Exercise aim
What number of lines in the material contain the word "JSON"? Give that number alone.

The input

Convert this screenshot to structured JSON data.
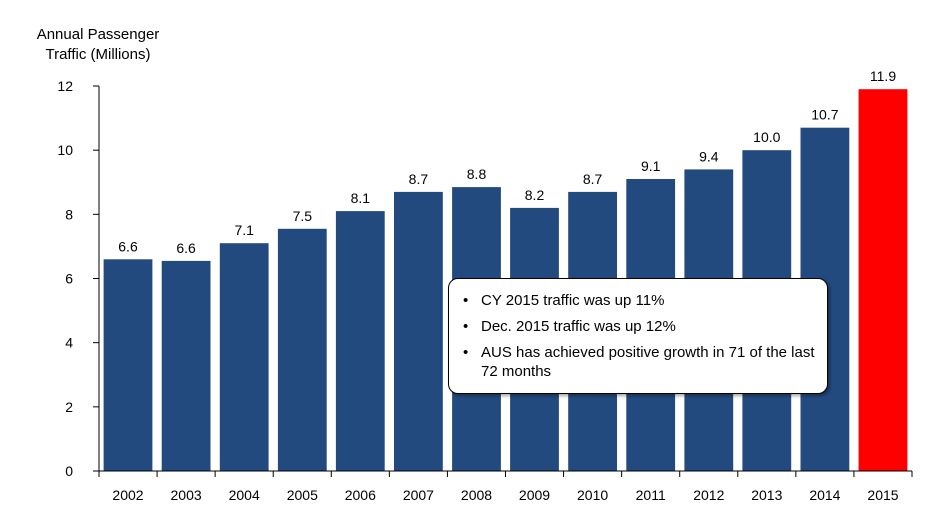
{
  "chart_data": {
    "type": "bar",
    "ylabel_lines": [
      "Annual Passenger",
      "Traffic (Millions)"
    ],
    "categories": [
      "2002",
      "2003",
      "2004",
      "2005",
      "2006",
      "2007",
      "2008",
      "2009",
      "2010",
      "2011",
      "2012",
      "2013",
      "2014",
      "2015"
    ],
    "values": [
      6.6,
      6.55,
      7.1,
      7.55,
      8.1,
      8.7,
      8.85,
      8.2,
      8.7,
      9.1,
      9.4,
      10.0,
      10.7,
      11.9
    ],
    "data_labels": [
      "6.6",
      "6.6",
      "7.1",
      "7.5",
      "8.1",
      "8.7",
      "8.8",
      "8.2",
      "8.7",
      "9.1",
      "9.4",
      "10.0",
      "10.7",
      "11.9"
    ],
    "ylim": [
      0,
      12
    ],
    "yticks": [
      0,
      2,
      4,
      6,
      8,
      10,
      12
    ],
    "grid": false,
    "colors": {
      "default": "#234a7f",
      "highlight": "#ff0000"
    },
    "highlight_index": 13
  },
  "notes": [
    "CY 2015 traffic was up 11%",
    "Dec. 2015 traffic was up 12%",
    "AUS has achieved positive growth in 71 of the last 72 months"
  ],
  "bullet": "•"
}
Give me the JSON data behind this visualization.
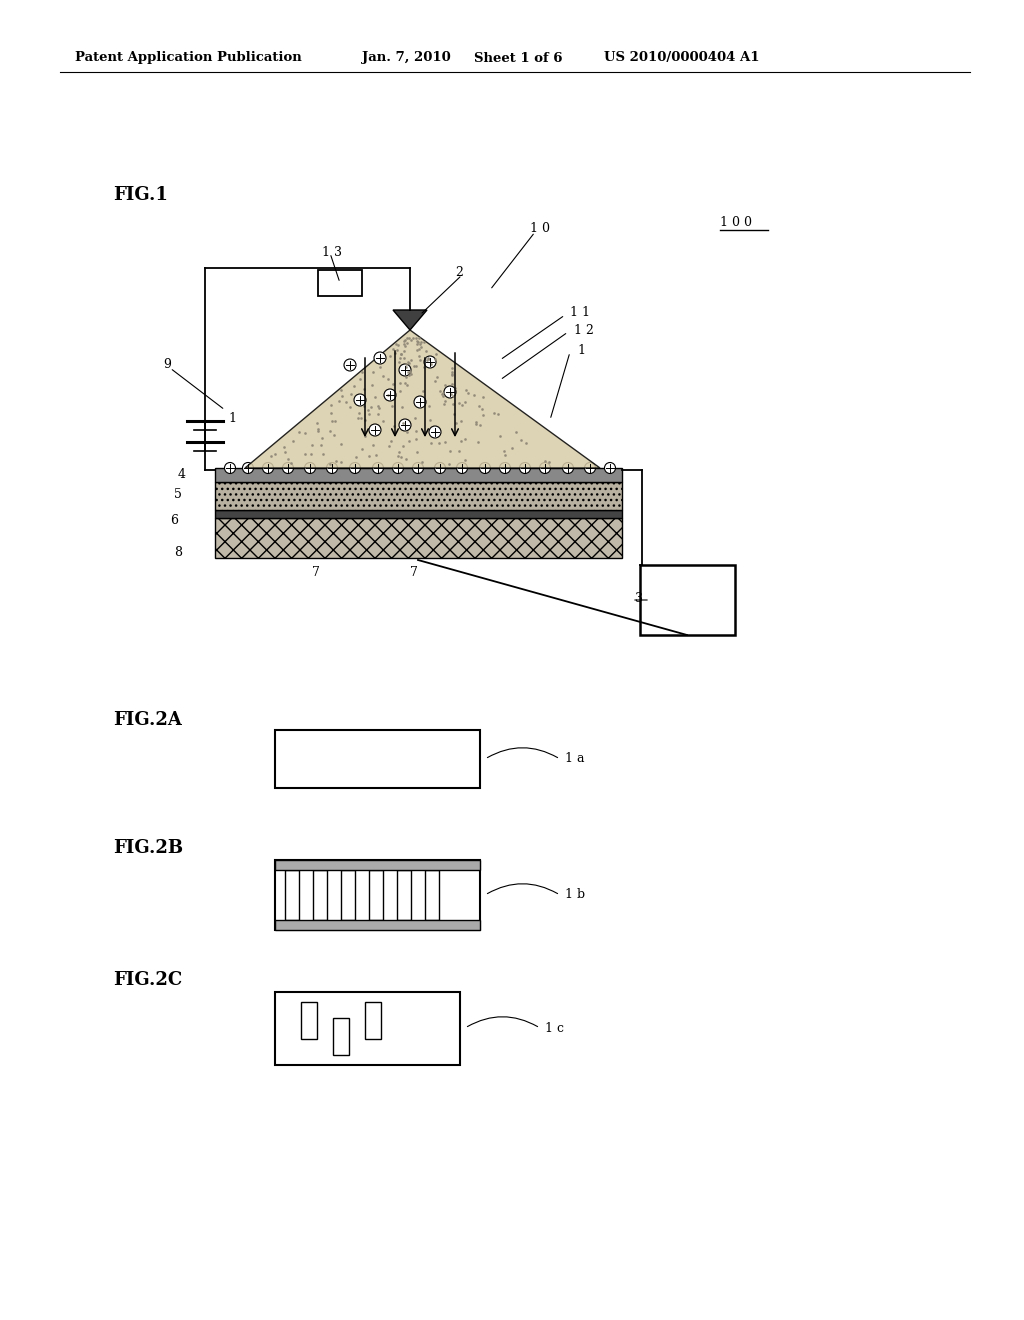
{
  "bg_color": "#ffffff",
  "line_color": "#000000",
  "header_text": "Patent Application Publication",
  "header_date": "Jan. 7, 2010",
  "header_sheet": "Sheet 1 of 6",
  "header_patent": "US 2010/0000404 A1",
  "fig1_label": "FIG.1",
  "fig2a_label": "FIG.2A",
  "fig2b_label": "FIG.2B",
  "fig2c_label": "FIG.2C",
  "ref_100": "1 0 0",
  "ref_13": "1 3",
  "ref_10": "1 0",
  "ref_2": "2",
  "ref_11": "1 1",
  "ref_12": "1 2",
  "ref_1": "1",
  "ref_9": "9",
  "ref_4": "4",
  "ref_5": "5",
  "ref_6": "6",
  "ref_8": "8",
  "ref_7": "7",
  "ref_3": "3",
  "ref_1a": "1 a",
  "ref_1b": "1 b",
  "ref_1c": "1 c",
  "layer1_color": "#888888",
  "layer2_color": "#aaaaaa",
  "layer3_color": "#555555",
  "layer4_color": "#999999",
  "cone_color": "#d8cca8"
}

Output for this exercise
2